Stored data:
━━━━━━━━━━

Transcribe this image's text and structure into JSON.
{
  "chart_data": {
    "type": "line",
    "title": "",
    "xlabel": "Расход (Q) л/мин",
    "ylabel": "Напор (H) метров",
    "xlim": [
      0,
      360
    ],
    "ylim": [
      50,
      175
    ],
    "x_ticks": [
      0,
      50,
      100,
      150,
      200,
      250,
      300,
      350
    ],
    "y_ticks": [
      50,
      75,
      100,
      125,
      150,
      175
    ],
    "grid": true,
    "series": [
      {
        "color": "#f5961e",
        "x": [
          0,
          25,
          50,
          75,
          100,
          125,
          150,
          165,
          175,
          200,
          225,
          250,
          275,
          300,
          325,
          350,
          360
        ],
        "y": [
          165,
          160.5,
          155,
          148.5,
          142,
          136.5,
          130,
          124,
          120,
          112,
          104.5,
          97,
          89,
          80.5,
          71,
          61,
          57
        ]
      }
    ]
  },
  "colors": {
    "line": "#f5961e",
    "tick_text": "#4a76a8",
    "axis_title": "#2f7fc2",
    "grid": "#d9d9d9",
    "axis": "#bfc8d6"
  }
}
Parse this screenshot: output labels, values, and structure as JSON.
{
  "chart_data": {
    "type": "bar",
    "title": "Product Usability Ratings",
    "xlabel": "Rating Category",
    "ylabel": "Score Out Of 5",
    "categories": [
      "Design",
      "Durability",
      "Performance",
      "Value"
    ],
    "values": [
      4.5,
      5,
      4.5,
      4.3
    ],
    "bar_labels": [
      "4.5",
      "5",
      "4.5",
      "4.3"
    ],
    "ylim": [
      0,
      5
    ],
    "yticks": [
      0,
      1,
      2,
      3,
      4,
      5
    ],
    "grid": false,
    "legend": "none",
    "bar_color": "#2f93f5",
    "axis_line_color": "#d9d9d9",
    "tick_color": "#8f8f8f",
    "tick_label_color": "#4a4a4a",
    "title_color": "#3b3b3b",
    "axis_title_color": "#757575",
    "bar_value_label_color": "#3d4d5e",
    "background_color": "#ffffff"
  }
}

━━━━━━━━━━

_Exercise instructions_.
Reproduce the material verbatim, line by line.

_Finished answer_.
Transcribe this image's text and structure into JSON.
{
  "chart_data": {
    "type": "line",
    "title": "",
    "xlabel": "Расход (Q) л/мин",
    "ylabel": "Напор (H) метров",
    "xlim": [
      0,
      360
    ],
    "ylim": [
      50,
      175
    ],
    "x_ticks": [
      0,
      50,
      100,
      150,
      200,
      250,
      300,
      350
    ],
    "y_ticks": [
      50,
      75,
      100,
      125,
      150,
      175
    ],
    "grid": true,
    "series": [
      {
        "color": "#f5961e",
        "x": [
          0,
          25,
          50,
          75,
          100,
          125,
          150,
          165,
          175,
          200,
          225,
          250,
          275,
          300,
          325,
          350,
          360
        ],
        "y": [
          165,
          160.5,
          155,
          148.5,
          142,
          136.5,
          130,
          124,
          120,
          112,
          104.5,
          97,
          89,
          80.5,
          71,
          61,
          57
        ]
      }
    ]
  },
  "colors": {
    "line": "#f5961e",
    "tick_text": "#4a76a8",
    "axis_title": "#2f7fc2",
    "grid": "#d9d9d9",
    "axis": "#bfc8d6"
  }
}
Parse this screenshot: output labels, values, and structure as JSON.
{
  "chart_data": {
    "type": "bar",
    "title": "Product Usability Ratings",
    "xlabel": "Rating Category",
    "ylabel": "Score Out Of 5",
    "categories": [
      "Design",
      "Durability",
      "Performance",
      "Value"
    ],
    "values": [
      4.5,
      5,
      4.5,
      4.3
    ],
    "bar_labels": [
      "4.5",
      "5",
      "4.5",
      "4.3"
    ],
    "ylim": [
      0,
      5
    ],
    "yticks": [
      0,
      1,
      2,
      3,
      4,
      5
    ],
    "grid": false,
    "legend": "none",
    "bar_color": "#2f93f5",
    "axis_line_color": "#d9d9d9",
    "tick_color": "#8f8f8f",
    "tick_label_color": "#4a4a4a",
    "title_color": "#3b3b3b",
    "axis_title_color": "#757575",
    "bar_value_label_color": "#3d4d5e",
    "background_color": "#ffffff"
  }
}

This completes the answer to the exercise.